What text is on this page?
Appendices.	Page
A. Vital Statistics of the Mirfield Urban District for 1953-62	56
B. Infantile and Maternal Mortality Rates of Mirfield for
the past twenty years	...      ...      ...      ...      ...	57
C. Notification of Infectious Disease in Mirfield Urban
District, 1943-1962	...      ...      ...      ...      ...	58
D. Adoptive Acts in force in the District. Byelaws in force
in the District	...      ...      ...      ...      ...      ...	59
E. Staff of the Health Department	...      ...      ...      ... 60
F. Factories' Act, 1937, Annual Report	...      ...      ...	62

----

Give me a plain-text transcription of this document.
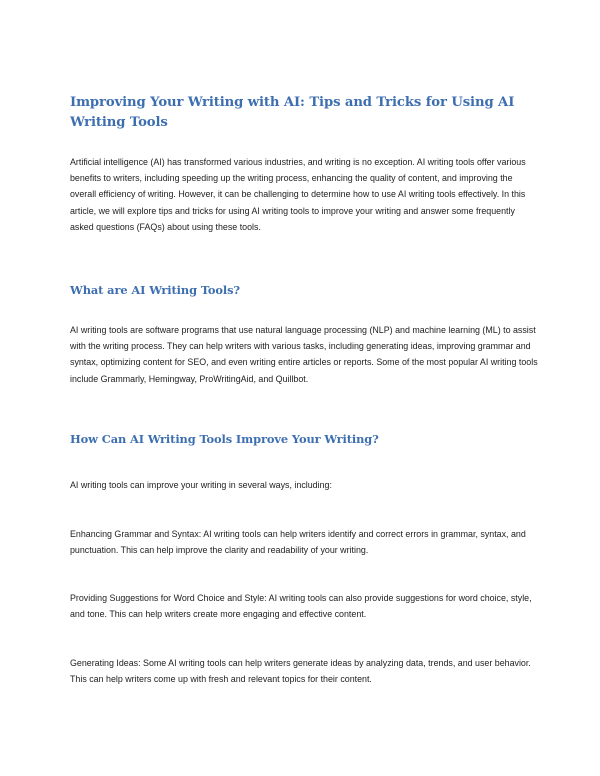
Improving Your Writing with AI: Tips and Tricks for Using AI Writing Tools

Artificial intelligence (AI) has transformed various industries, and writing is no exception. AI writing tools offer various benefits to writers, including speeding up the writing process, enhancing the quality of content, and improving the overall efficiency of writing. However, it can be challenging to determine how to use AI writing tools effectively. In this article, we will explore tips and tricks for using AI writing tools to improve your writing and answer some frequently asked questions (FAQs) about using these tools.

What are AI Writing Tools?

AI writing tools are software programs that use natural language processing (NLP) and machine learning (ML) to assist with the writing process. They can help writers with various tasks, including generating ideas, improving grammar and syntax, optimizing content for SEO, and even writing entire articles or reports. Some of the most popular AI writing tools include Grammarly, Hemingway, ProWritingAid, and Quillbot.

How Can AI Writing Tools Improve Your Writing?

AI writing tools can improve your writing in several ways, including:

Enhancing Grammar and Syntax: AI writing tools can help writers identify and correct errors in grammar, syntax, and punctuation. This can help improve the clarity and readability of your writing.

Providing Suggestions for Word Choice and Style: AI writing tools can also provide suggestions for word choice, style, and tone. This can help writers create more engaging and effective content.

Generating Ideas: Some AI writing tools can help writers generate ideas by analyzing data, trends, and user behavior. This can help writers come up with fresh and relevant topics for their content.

----

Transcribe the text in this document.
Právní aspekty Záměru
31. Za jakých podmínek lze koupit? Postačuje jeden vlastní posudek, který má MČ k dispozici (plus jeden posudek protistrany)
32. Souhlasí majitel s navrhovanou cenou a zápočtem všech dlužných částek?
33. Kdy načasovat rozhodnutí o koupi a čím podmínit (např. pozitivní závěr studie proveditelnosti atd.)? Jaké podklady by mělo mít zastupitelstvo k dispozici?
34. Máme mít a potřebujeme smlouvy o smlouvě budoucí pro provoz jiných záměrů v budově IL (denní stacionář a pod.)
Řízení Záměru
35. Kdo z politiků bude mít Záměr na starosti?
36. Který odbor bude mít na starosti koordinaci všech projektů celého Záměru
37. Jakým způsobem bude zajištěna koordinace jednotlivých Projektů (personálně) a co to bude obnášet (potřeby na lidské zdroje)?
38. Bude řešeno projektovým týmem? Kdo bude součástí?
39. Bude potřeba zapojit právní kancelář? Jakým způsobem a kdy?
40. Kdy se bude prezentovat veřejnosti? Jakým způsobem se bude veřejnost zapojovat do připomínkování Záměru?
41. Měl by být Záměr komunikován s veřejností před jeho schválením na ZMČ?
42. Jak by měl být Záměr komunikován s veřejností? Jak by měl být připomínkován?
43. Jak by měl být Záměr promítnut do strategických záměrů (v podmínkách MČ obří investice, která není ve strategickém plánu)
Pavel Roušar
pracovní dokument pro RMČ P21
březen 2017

----

▶ WHAT THE TASK ASKS
Find the string "writers" in the records, then copy each line where it occurs.

▶ CORRECT RESPONSE
Artificial intelligence (AI) has transformed various industries, and writing is no exception. AI writing tools offer various benefits to writers, including speeding up the writing process, enhancing the quality of content, and improving the overall efficiency of writing. However, it can be challenging to determine how to use AI writing tools effectively. In this article, we will explore tips and tricks for using AI writing tools to improve your writing and answer some frequently asked questions (FAQs) about using these tools.
AI writing tools are software programs that use natural language processing (NLP) and machine learning (ML) to assist with the writing process. They can help writers with various tasks, including generating ideas, improving grammar and syntax, optimizing content for SEO, and even writing entire articles or reports. Some of the most popular AI writing tools include Grammarly, Hemingway, ProWritingAid, and Quillbot.
Enhancing Grammar and Syntax: AI writing tools can help writers identify and correct errors in grammar, syntax, and punctuation. This can help improve the clarity and readability of your writing.
Providing Suggestions for Word Choice and Style: AI writing tools can also provide suggestions for word choice, style, and tone. This can help writers create more engaging and effective content.
Generating Ideas: Some AI writing tools can help writers generate ideas by analyzing data, trends, and user behavior. This can help writers come up with fresh and relevant topics for their content.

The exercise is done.